Job - Copy every line of the listing exactly.

Start of Information provided

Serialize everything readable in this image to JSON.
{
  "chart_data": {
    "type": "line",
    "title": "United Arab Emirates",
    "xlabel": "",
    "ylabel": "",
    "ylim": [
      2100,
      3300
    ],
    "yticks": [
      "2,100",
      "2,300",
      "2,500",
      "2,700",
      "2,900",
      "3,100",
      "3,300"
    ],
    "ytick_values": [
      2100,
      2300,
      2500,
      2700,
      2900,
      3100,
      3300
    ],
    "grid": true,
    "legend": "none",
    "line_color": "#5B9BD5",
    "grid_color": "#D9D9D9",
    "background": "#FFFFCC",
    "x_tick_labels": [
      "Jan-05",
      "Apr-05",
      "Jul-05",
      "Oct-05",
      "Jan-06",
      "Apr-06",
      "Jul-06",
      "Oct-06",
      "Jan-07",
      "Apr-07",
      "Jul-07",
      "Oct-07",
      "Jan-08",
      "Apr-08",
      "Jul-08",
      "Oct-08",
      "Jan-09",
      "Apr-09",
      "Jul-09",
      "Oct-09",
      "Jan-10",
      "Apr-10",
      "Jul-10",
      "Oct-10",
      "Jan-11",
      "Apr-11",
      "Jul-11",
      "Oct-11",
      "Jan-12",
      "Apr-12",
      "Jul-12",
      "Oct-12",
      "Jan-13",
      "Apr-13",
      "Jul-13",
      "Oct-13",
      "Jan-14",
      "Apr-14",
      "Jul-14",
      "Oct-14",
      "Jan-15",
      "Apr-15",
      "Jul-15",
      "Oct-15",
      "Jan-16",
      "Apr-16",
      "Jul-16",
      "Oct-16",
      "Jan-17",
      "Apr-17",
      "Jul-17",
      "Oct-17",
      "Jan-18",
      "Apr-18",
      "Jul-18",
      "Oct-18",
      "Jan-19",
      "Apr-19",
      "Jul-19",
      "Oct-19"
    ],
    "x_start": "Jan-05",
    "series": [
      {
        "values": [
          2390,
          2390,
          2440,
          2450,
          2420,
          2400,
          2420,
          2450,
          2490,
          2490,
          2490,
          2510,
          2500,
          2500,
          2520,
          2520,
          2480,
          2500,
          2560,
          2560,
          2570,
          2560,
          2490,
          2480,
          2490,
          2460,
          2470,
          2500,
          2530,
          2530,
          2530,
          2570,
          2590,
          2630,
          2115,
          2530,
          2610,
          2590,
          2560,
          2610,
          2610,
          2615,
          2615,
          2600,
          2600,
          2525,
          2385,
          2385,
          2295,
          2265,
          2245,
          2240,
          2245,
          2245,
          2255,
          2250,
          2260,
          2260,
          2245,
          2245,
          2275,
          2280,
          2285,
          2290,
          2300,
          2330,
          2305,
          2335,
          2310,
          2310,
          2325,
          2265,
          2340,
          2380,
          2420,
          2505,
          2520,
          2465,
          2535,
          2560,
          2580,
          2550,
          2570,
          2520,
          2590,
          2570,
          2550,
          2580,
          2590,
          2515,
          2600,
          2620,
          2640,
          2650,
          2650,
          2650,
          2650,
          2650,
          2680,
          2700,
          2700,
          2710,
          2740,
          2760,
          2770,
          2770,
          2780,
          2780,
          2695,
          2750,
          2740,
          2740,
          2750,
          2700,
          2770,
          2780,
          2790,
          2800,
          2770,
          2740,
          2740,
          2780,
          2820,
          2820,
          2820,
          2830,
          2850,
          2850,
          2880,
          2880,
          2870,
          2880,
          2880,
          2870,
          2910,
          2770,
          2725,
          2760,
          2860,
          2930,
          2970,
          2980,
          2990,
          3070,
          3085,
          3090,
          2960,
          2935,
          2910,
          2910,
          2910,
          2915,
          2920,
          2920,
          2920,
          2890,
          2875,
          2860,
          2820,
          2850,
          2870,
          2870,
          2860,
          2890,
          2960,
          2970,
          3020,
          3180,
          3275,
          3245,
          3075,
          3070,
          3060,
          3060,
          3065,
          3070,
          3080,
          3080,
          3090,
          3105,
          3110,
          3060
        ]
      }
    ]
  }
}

End of Information provided

Written response -
Serialize everything readable in this image to JSON.
{
  "chart_data": {
    "type": "line",
    "title": "United Arab Emirates",
    "xlabel": "",
    "ylabel": "",
    "ylim": [
      2100,
      3300
    ],
    "yticks": [
      "2,100",
      "2,300",
      "2,500",
      "2,700",
      "2,900",
      "3,100",
      "3,300"
    ],
    "ytick_values": [
      2100,
      2300,
      2500,
      2700,
      2900,
      3100,
      3300
    ],
    "grid": true,
    "legend": "none",
    "line_color": "#5B9BD5",
    "grid_color": "#D9D9D9",
    "background": "#FFFFCC",
    "x_tick_labels": [
      "Jan-05",
      "Apr-05",
      "Jul-05",
      "Oct-05",
      "Jan-06",
      "Apr-06",
      "Jul-06",
      "Oct-06",
      "Jan-07",
      "Apr-07",
      "Jul-07",
      "Oct-07",
      "Jan-08",
      "Apr-08",
      "Jul-08",
      "Oct-08",
      "Jan-09",
      "Apr-09",
      "Jul-09",
      "Oct-09",
      "Jan-10",
      "Apr-10",
      "Jul-10",
      "Oct-10",
      "Jan-11",
      "Apr-11",
      "Jul-11",
      "Oct-11",
      "Jan-12",
      "Apr-12",
      "Jul-12",
      "Oct-12",
      "Jan-13",
      "Apr-13",
      "Jul-13",
      "Oct-13",
      "Jan-14",
      "Apr-14",
      "Jul-14",
      "Oct-14",
      "Jan-15",
      "Apr-15",
      "Jul-15",
      "Oct-15",
      "Jan-16",
      "Apr-16",
      "Jul-16",
      "Oct-16",
      "Jan-17",
      "Apr-17",
      "Jul-17",
      "Oct-17",
      "Jan-18",
      "Apr-18",
      "Jul-18",
      "Oct-18",
      "Jan-19",
      "Apr-19",
      "Jul-19",
      "Oct-19"
    ],
    "x_start": "Jan-05",
    "series": [
      {
        "values": [
          2390,
          2390,
          2440,
          2450,
          2420,
          2400,
          2420,
          2450,
          2490,
          2490,
          2490,
          2510,
          2500,
          2500,
          2520,
          2520,
          2480,
          2500,
          2560,
          2560,
          2570,
          2560,
          2490,
          2480,
          2490,
          2460,
          2470,
          2500,
          2530,
          2530,
          2530,
          2570,
          2590,
          2630,
          2115,
          2530,
          2610,
          2590,
          2560,
          2610,
          2610,
          2615,
          2615,
          2600,
          2600,
          2525,
          2385,
          2385,
          2295,
          2265,
          2245,
          2240,
          2245,
          2245,
          2255,
          2250,
          2260,
          2260,
          2245,
          2245,
          2275,
          2280,
          2285,
          2290,
          2300,
          2330,
          2305,
          2335,
          2310,
          2310,
          2325,
          2265,
          2340,
          2380,
          2420,
          2505,
          2520,
          2465,
          2535,
          2560,
          2580,
          2550,
          2570,
          2520,
          2590,
          2570,
          2550,
          2580,
          2590,
          2515,
          2600,
          2620,
          2640,
          2650,
          2650,
          2650,
          2650,
          2650,
          2680,
          2700,
          2700,
          2710,
          2740,
          2760,
          2770,
          2770,
          2780,
          2780,
          2695,
          2750,
          2740,
          2740,
          2750,
          2700,
          2770,
          2780,
          2790,
          2800,
          2770,
          2740,
          2740,
          2780,
          2820,
          2820,
          2820,
          2830,
          2850,
          2850,
          2880,
          2880,
          2870,
          2880,
          2880,
          2870,
          2910,
          2770,
          2725,
          2760,
          2860,
          2930,
          2970,
          2980,
          2990,
          3070,
          3085,
          3090,
          2960,
          2935,
          2910,
          2910,
          2910,
          2915,
          2920,
          2920,
          2920,
          2890,
          2875,
          2860,
          2820,
          2850,
          2870,
          2870,
          2860,
          2890,
          2960,
          2970,
          3020,
          3180,
          3275,
          3245,
          3075,
          3070,
          3060,
          3060,
          3065,
          3070,
          3080,
          3080,
          3090,
          3105,
          3110,
          3060
        ]
      }
    ]
  }
}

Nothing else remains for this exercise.